— Start Supplied material —
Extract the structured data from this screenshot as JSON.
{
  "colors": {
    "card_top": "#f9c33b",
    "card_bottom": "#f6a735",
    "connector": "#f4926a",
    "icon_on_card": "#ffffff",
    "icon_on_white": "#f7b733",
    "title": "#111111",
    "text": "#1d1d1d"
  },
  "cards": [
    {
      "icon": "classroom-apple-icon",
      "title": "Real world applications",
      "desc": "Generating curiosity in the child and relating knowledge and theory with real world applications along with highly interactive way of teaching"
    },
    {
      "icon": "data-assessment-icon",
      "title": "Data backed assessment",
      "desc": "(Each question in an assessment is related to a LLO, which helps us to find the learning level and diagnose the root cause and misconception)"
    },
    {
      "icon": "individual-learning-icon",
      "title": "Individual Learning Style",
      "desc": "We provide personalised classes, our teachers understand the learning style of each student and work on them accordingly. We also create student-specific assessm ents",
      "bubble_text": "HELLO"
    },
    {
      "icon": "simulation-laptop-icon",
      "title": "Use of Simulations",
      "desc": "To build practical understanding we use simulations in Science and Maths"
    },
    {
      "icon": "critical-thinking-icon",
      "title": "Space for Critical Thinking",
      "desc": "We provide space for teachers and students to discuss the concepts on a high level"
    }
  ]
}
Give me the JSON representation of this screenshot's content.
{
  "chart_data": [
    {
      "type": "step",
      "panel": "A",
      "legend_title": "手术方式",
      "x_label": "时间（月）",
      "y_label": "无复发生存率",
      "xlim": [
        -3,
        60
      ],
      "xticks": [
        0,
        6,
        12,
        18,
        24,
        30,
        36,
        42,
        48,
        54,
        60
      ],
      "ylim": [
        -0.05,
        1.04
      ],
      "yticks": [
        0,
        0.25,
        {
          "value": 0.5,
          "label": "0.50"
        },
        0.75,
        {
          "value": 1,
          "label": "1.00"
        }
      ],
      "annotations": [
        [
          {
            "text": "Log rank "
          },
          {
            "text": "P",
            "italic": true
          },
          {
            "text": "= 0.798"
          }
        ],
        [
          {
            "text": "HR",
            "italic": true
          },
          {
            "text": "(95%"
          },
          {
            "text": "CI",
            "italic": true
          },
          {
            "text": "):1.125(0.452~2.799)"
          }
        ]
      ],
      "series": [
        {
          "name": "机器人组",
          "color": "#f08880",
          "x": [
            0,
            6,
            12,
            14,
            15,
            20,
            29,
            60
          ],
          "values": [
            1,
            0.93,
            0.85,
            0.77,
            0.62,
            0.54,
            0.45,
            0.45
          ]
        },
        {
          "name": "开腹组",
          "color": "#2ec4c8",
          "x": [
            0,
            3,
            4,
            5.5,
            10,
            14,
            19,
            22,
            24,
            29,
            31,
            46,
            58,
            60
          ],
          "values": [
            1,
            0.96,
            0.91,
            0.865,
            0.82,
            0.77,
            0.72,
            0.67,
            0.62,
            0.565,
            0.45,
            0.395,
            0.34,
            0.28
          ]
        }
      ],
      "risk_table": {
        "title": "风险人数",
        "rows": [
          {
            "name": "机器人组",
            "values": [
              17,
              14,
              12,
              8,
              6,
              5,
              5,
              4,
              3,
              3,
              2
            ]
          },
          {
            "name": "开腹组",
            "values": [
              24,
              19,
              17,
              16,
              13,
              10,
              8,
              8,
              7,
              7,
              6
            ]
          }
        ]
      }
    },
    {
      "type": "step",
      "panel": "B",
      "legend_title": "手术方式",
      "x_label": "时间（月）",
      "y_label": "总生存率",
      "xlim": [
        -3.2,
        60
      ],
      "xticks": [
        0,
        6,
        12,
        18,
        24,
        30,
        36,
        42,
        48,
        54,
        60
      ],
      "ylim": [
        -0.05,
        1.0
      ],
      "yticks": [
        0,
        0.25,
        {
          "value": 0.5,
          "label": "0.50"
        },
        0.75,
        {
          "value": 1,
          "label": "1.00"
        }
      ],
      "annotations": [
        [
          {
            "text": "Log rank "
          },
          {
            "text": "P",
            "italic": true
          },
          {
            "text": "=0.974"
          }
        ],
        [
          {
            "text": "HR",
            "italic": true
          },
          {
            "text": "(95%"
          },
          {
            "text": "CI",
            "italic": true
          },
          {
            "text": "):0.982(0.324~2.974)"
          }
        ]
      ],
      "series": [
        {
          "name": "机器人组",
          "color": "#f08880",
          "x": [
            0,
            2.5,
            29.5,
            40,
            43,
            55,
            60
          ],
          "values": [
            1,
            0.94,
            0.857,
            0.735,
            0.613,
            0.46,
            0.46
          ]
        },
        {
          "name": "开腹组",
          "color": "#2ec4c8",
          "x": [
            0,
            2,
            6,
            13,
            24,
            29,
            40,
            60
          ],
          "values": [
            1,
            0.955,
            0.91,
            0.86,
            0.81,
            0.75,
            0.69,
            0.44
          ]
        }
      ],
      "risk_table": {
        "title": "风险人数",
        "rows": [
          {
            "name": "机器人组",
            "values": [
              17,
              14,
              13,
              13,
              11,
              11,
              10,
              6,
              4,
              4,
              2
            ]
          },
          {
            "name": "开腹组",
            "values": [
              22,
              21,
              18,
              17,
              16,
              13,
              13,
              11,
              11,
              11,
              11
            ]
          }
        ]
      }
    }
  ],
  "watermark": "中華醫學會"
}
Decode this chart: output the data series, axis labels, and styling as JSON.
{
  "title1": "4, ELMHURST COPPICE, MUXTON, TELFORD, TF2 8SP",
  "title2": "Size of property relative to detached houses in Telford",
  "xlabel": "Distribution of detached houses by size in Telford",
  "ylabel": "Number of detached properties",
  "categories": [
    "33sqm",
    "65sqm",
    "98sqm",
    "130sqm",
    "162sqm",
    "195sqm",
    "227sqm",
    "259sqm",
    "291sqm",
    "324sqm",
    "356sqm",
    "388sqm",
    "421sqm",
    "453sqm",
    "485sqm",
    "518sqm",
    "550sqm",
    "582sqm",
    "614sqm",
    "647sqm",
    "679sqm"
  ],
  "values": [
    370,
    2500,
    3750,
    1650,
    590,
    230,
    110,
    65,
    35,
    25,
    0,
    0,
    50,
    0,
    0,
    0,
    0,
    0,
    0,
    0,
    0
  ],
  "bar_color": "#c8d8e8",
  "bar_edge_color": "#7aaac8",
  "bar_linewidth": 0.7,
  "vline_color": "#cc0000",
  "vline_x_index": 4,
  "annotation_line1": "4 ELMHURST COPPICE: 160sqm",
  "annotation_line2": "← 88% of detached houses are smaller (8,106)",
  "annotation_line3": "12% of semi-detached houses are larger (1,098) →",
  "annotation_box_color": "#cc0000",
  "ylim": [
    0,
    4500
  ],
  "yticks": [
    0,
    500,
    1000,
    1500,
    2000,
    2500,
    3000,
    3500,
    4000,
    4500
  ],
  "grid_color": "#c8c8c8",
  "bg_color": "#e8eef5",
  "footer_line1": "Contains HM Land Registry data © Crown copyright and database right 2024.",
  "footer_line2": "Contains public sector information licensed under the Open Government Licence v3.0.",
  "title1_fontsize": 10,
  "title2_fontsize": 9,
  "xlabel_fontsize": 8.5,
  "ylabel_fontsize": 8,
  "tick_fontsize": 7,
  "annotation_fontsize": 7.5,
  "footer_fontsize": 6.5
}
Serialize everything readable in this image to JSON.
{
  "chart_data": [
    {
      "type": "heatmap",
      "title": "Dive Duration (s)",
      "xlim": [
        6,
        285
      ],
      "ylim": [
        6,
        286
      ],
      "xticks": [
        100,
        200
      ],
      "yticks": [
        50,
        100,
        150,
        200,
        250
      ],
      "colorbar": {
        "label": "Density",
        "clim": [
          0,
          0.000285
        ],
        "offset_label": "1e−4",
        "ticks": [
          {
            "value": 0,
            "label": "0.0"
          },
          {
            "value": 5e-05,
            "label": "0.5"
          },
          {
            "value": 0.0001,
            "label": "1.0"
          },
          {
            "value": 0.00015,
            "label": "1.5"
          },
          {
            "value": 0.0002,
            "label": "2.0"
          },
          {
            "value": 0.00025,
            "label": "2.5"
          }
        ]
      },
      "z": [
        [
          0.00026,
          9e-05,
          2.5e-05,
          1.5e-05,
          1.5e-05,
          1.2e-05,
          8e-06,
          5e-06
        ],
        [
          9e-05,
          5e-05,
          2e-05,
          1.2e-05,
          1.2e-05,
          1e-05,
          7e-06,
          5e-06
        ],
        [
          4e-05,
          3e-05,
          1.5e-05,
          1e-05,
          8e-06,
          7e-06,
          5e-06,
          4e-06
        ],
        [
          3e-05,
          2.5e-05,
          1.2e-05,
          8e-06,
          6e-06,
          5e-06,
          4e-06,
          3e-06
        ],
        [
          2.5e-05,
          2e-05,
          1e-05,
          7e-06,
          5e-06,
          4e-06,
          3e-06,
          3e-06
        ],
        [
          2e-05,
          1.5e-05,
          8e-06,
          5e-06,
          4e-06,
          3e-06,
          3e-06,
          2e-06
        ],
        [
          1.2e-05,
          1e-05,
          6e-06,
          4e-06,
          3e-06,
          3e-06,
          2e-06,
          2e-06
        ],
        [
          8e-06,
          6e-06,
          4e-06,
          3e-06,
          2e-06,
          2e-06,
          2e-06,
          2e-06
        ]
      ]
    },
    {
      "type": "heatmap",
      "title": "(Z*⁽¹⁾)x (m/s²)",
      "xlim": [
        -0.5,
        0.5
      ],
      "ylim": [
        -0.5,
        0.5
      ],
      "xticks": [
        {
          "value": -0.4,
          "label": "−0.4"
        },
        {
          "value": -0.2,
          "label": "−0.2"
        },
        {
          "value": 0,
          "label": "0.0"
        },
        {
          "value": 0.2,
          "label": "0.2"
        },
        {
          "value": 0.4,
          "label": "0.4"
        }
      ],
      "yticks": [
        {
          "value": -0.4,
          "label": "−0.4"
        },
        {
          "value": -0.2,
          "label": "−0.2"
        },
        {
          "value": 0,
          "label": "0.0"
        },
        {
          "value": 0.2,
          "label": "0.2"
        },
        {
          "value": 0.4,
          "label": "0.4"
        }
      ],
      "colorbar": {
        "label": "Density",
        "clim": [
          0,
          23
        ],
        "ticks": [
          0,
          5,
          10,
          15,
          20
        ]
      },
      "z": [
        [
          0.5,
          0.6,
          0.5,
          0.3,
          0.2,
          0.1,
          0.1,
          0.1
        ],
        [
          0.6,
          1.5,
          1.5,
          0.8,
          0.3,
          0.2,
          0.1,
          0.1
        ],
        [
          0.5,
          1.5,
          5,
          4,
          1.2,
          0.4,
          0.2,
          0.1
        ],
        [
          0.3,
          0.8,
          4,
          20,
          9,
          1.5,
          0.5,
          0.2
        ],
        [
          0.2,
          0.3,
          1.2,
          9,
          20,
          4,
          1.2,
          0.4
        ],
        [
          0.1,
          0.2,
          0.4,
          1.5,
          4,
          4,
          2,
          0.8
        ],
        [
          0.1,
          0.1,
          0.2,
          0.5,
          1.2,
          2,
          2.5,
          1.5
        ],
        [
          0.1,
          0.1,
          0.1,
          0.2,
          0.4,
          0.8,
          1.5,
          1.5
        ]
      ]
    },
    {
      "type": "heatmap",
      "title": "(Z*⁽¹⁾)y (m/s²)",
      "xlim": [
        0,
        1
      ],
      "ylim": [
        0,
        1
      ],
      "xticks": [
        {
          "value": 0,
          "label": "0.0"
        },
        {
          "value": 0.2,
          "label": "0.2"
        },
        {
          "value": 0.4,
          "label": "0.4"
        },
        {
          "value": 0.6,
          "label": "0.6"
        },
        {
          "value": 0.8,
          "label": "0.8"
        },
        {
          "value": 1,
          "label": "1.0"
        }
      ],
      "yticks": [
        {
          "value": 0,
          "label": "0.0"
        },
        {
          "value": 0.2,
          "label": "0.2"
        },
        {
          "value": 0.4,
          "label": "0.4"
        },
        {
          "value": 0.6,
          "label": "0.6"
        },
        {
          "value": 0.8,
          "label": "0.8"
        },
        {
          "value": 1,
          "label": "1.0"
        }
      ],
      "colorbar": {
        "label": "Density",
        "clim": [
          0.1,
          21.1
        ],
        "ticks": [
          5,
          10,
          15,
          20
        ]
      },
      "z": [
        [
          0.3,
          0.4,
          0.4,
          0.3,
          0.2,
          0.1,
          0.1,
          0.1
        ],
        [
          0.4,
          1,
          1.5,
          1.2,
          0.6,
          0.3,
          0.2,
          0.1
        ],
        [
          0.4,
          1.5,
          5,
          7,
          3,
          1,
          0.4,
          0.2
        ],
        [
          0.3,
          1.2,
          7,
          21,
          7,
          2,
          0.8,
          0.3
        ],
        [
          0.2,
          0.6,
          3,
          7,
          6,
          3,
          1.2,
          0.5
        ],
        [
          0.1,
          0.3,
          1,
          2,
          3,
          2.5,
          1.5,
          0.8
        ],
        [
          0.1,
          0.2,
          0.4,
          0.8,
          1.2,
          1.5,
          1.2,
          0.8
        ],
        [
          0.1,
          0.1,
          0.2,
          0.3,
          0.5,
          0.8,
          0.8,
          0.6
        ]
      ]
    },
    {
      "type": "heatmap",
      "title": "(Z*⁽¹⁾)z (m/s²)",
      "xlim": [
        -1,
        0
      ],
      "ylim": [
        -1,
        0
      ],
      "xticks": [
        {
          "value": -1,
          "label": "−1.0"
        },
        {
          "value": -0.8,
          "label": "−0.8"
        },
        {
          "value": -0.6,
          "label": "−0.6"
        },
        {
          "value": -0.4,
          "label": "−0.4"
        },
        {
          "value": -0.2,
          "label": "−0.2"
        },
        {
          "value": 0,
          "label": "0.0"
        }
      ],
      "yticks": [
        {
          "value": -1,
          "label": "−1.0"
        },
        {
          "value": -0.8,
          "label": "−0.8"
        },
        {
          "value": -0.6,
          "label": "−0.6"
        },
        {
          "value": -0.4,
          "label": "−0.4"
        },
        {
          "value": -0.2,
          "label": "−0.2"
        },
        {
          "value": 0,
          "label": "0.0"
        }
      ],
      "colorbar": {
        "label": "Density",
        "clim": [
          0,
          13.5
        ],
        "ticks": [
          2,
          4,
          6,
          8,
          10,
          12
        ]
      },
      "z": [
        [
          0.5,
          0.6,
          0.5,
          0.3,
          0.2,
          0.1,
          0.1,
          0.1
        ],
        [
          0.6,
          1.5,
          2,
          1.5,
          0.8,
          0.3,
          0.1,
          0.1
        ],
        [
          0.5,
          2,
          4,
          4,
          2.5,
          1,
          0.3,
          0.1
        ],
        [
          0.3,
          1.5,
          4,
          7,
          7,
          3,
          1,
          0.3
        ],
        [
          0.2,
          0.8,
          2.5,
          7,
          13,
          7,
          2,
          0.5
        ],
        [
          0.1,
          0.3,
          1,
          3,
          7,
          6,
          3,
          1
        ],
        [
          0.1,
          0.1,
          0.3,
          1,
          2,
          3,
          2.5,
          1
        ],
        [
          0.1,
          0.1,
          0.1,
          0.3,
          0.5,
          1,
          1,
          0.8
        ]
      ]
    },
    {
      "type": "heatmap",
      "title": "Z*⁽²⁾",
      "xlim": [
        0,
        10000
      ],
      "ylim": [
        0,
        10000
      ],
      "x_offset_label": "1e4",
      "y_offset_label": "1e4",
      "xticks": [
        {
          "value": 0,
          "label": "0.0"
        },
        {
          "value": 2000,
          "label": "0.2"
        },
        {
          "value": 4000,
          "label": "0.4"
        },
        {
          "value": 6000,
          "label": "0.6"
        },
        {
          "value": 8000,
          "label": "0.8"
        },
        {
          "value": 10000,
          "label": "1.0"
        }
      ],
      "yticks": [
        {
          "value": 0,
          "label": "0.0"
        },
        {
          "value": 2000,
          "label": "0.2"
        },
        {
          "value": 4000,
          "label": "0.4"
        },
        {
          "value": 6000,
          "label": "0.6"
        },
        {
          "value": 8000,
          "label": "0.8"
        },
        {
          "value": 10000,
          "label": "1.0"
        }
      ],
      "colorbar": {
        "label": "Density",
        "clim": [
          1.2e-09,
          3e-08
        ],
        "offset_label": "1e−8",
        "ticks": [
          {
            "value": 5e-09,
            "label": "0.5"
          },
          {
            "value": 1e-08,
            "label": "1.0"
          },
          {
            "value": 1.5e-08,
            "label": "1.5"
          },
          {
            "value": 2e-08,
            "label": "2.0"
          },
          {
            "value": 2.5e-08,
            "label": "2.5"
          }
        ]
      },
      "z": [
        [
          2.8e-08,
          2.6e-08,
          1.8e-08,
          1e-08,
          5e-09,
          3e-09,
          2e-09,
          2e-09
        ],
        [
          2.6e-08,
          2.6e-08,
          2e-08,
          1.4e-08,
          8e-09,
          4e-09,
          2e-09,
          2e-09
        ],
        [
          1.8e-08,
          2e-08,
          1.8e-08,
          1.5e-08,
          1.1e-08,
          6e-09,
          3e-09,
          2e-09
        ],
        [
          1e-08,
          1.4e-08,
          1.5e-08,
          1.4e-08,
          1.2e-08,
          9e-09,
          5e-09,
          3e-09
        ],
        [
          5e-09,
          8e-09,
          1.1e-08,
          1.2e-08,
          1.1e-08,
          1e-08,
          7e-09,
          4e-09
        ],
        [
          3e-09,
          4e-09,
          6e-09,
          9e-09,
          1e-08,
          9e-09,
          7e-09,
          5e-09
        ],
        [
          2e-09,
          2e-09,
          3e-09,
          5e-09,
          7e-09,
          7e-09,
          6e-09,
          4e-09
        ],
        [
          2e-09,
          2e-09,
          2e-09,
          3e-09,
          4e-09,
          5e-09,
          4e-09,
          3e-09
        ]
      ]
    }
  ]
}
— End Supplied material —
**Problem**: Which lines above contain "JSON"? Show each of them.

**Solution for this problem**:
Extract the structured data from this screenshot as JSON.
Give me the JSON representation of this screenshot's content.
Decode this chart: output the data series, axis labels, and styling as JSON.
Serialize everything readable in this image to JSON.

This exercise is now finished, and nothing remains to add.